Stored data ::

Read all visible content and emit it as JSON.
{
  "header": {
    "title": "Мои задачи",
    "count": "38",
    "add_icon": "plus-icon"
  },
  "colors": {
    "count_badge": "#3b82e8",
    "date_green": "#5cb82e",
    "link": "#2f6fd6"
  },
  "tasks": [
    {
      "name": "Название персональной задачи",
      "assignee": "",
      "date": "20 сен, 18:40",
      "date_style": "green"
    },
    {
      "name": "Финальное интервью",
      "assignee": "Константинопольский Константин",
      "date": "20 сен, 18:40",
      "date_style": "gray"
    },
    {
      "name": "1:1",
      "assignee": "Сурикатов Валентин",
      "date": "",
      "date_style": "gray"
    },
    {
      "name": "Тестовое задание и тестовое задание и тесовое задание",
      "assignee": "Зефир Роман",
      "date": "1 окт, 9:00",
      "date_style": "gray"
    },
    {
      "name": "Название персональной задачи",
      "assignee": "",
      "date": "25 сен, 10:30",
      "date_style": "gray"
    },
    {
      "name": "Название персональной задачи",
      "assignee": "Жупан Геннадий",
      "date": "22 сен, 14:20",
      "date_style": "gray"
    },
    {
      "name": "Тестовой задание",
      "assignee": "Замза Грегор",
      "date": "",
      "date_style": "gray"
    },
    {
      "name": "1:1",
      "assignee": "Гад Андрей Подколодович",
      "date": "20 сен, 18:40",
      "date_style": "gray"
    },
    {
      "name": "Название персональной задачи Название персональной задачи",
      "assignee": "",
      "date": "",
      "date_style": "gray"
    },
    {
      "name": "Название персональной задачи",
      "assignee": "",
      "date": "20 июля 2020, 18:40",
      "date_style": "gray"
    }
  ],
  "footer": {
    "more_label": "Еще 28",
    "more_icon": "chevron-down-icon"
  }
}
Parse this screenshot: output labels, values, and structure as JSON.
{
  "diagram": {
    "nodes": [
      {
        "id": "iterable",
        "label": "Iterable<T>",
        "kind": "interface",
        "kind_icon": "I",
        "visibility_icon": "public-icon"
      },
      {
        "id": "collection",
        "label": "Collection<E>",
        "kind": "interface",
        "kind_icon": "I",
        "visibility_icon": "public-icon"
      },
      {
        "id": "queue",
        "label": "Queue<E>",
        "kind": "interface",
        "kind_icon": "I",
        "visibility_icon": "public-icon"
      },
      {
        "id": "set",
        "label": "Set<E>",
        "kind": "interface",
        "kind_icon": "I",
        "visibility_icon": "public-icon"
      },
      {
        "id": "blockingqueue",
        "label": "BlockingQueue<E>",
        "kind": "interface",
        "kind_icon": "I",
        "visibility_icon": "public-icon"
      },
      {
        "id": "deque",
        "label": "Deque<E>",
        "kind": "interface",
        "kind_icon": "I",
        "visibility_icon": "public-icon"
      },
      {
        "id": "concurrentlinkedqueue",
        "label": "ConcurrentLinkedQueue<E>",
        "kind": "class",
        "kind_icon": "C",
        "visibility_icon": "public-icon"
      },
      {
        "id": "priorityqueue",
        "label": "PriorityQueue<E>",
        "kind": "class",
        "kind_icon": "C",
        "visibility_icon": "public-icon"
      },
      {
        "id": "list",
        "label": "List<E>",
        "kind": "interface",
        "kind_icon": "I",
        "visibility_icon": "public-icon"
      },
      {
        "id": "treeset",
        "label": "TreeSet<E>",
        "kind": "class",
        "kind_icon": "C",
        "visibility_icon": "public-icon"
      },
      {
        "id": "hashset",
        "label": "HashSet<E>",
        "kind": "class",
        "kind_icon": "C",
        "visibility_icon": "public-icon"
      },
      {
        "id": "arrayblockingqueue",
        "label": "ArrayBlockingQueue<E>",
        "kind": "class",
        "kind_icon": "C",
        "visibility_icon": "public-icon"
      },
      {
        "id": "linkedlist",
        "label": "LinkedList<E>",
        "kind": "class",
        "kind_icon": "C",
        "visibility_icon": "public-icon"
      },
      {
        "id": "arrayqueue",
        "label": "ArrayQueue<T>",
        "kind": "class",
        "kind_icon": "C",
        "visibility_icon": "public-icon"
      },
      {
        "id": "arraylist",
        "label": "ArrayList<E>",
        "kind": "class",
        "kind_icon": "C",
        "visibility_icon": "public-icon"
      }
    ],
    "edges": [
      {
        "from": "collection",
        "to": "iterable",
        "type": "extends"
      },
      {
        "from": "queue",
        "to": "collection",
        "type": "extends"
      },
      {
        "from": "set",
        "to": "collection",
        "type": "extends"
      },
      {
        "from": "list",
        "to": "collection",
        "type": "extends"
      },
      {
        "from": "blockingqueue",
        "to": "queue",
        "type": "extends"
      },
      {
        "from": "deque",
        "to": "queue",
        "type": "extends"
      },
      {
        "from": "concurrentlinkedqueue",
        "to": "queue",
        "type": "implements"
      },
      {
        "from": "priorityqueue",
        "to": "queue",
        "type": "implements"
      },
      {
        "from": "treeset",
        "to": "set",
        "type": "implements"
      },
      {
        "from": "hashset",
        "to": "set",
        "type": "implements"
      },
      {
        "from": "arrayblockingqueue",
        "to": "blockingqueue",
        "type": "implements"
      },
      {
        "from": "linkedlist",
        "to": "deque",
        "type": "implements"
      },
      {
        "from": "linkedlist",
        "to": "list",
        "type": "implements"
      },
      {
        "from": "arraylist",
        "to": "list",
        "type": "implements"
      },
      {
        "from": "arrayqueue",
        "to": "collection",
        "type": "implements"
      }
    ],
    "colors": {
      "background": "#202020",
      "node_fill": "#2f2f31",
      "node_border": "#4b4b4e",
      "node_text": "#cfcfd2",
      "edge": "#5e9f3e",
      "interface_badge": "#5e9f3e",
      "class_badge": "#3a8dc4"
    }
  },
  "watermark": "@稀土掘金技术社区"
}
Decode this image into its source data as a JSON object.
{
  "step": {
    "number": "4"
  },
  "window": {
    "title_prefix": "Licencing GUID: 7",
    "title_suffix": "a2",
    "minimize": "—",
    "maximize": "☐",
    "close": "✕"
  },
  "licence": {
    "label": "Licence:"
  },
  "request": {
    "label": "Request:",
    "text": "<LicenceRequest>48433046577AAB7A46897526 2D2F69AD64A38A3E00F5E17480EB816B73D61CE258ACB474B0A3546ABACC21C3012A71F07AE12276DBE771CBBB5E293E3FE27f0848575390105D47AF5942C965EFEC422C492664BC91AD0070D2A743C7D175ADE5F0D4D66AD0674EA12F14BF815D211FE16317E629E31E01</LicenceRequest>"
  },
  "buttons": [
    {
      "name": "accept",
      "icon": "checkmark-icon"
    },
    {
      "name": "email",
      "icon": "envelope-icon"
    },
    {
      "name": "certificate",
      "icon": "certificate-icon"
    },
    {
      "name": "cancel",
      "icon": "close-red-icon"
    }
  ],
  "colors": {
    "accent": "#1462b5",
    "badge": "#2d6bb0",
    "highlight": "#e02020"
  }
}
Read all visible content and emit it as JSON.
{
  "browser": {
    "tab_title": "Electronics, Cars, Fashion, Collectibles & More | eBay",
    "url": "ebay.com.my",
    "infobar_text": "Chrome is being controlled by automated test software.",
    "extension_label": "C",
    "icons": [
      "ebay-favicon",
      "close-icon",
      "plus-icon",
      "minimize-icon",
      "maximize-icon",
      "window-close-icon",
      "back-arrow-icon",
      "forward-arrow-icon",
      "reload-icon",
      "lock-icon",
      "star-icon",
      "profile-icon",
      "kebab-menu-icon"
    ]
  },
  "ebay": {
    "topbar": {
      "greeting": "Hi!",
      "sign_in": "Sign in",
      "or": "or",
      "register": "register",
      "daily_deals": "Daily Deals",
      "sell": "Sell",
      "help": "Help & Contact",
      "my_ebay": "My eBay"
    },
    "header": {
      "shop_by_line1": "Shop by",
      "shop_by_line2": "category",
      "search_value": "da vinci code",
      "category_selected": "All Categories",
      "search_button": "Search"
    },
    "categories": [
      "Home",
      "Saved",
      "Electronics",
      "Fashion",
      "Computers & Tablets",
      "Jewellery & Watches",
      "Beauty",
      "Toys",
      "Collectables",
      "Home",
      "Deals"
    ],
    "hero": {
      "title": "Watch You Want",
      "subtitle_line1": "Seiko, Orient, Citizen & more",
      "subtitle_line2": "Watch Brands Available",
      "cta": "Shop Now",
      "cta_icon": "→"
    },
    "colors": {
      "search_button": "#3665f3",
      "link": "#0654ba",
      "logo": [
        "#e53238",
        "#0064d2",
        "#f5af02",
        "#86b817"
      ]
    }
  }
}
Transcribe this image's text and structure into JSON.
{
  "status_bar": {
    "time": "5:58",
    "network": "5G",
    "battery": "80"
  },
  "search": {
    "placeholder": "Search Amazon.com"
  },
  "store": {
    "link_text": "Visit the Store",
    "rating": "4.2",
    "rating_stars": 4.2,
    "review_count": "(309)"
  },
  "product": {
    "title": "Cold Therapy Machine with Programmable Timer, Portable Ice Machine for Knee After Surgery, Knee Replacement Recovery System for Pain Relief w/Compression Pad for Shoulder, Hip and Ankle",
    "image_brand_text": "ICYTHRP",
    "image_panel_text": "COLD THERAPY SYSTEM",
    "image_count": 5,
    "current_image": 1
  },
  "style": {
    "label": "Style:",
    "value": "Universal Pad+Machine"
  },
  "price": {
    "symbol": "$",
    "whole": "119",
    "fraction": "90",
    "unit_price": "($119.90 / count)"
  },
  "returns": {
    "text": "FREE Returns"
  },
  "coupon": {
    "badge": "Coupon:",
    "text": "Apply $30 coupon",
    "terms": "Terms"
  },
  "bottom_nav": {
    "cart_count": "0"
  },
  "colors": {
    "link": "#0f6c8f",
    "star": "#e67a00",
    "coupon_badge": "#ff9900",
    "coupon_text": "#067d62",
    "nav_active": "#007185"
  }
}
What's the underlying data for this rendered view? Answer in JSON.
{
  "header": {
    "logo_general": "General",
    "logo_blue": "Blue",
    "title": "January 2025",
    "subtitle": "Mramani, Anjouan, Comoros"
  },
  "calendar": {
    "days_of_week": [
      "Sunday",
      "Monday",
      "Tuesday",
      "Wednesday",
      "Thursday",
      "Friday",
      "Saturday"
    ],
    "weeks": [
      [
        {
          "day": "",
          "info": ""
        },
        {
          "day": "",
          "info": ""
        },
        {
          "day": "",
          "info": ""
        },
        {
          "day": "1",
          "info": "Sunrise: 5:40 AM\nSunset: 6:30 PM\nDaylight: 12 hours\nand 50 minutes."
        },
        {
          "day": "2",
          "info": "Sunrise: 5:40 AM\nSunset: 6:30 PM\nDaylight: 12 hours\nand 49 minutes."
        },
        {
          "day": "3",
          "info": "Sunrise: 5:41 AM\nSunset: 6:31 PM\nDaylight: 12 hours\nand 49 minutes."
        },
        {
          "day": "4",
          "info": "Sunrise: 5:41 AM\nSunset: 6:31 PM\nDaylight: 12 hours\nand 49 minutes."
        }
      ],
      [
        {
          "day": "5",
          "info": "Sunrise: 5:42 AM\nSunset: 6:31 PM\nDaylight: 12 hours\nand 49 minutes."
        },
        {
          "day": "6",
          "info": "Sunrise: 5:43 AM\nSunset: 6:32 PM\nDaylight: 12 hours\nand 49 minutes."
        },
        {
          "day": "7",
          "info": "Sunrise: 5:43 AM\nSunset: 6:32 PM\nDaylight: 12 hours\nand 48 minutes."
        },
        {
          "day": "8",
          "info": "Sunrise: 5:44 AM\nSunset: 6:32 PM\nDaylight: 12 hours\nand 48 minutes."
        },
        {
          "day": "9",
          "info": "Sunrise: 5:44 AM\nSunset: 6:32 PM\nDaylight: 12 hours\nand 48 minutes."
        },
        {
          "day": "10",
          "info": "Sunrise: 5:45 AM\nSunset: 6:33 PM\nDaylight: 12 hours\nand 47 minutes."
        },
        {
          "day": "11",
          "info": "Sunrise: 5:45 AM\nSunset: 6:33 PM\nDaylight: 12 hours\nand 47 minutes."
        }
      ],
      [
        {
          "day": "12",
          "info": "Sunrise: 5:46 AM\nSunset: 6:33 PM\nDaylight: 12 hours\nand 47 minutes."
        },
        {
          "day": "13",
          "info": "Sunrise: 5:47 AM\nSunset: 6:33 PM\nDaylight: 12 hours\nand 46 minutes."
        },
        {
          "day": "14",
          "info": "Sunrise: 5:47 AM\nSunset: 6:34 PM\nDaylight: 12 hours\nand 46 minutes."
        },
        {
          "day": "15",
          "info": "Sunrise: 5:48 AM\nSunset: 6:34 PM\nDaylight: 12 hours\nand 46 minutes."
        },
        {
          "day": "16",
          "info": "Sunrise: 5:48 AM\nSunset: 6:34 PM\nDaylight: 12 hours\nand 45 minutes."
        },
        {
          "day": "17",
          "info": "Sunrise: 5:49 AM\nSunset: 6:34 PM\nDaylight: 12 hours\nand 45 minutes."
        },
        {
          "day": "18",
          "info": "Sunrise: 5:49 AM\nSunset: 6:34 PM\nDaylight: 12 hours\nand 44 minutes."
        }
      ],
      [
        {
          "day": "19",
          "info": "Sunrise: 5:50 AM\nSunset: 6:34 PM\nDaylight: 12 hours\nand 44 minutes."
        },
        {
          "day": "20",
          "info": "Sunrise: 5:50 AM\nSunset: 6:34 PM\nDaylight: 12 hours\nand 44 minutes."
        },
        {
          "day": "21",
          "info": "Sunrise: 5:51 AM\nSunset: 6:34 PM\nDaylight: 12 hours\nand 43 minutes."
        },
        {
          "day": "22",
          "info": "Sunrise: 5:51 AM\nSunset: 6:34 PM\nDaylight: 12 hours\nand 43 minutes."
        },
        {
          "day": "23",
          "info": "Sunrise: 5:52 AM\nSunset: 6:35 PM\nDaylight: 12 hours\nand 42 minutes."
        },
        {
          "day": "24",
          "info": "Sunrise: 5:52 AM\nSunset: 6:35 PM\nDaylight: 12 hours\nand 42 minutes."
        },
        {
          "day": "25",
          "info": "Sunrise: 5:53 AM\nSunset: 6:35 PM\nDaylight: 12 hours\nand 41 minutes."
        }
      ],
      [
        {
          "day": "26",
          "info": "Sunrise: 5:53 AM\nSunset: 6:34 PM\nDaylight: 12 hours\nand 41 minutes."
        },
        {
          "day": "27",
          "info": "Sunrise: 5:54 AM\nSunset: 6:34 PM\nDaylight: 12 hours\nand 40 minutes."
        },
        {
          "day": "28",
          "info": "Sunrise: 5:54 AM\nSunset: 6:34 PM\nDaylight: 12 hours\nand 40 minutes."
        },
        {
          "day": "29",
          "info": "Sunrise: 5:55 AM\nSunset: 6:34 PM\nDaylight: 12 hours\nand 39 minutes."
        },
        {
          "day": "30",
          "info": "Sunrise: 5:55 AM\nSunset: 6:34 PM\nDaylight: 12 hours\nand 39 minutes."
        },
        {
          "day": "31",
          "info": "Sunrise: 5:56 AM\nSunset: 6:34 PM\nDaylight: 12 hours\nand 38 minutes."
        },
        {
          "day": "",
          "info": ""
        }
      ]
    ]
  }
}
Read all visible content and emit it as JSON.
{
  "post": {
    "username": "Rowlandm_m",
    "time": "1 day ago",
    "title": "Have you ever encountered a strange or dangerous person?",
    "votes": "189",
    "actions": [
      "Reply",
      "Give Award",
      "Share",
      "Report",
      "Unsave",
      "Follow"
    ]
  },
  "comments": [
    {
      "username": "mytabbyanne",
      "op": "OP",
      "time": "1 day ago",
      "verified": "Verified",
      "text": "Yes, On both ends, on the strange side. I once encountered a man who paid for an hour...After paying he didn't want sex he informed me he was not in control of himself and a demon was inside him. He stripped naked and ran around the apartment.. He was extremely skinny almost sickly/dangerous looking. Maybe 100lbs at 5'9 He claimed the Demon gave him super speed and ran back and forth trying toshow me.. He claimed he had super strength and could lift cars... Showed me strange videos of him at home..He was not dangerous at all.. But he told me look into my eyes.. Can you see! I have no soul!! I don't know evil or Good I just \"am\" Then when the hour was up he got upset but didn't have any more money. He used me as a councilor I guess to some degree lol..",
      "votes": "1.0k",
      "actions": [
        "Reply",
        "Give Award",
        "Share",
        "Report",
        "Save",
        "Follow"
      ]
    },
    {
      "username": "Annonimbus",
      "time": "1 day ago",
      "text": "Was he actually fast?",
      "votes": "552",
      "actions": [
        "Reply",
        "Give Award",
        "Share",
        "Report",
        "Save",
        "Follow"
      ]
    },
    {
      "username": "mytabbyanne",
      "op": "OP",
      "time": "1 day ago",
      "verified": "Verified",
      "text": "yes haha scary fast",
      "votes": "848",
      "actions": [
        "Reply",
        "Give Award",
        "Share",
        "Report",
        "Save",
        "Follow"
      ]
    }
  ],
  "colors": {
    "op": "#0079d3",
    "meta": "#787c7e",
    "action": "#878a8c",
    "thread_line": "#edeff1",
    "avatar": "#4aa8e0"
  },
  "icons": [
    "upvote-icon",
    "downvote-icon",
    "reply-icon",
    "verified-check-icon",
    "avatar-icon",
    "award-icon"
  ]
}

What you will do :: Find every line in the entries that includes the word "dangerous", then state how many there are and nothing else.

Written solution :: 2